— AIM —
Copy out all of the data below with no alterations.

============

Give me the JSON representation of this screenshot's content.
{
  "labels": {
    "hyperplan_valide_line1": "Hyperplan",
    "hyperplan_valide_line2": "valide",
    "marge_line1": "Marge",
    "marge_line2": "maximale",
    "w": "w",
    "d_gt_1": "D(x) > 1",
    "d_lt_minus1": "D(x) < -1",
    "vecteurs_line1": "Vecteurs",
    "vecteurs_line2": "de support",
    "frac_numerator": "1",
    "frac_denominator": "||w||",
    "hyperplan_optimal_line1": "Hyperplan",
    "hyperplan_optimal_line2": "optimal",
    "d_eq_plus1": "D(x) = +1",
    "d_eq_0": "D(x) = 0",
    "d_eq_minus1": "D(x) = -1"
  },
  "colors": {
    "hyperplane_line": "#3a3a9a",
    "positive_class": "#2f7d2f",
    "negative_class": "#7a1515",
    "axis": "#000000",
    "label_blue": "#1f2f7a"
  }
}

============

— EXPECTED ANSWER —
Give me the JSON representation of this screenshot's content.
{
  "labels": {
    "hyperplan_valide_line1": "Hyperplan",
    "hyperplan_valide_line2": "valide",
    "marge_line1": "Marge",
    "marge_line2": "maximale",
    "w": "w",
    "d_gt_1": "D(x) > 1",
    "d_lt_minus1": "D(x) < -1",
    "vecteurs_line1": "Vecteurs",
    "vecteurs_line2": "de support",
    "frac_numerator": "1",
    "frac_denominator": "||w||",
    "hyperplan_optimal_line1": "Hyperplan",
    "hyperplan_optimal_line2": "optimal",
    "d_eq_plus1": "D(x) = +1",
    "d_eq_0": "D(x) = 0",
    "d_eq_minus1": "D(x) = -1"
  },
  "colors": {
    "hyperplane_line": "#3a3a9a",
    "positive_class": "#2f7d2f",
    "negative_class": "#7a1515",
    "axis": "#000000",
    "label_blue": "#1f2f7a"
  }
}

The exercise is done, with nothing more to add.